* Records
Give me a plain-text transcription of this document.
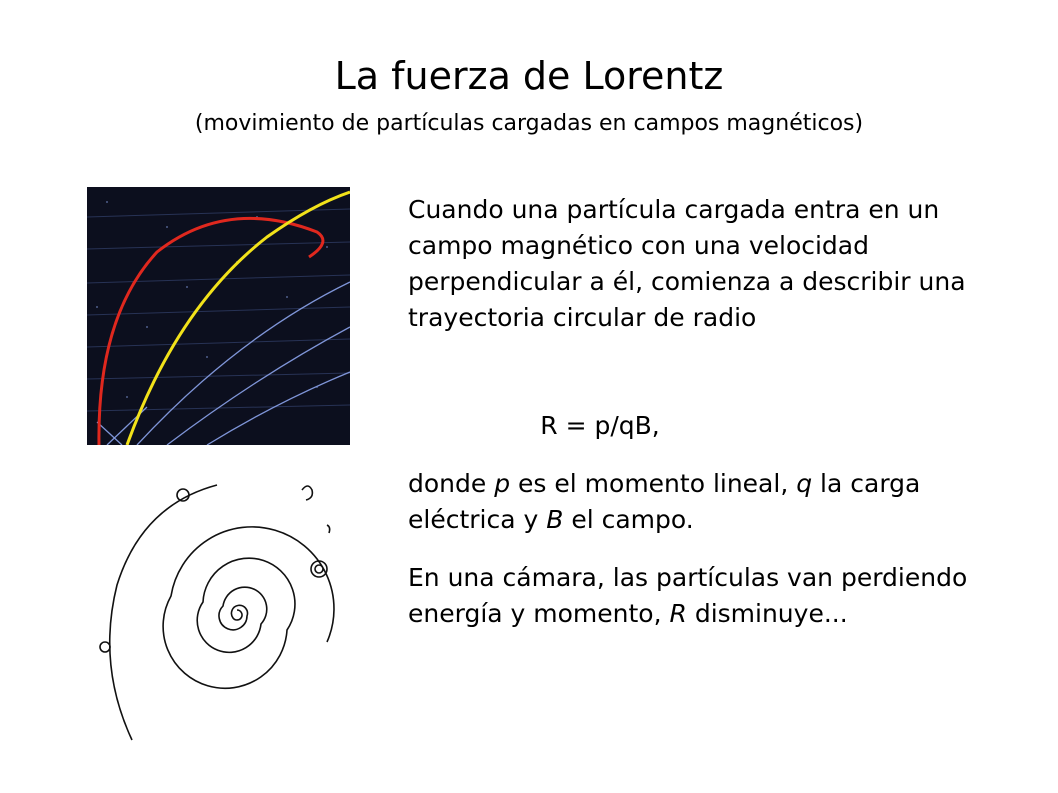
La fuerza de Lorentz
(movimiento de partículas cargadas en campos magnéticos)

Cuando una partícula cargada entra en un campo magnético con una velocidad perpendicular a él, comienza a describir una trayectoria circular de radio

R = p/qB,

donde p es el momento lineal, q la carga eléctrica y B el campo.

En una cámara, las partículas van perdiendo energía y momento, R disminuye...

* What you are asked to do
Copy out every line of the material above exactly, skipping the pictures.

* Solution to this task
Give me a plain-text transcription of this document.
La fuerza de Lorentz
(movimiento de partículas cargadas en campos magnéticos)

Cuando una partícula cargada entra en un campo magnético con una velocidad perpendicular a él, comienza a describir una trayectoria circular de radio

R = p/qB,

donde p es el momento lineal, q la carga eléctrica y B el campo.

En una cámara, las partículas van perdiendo energía y momento, R disminuye...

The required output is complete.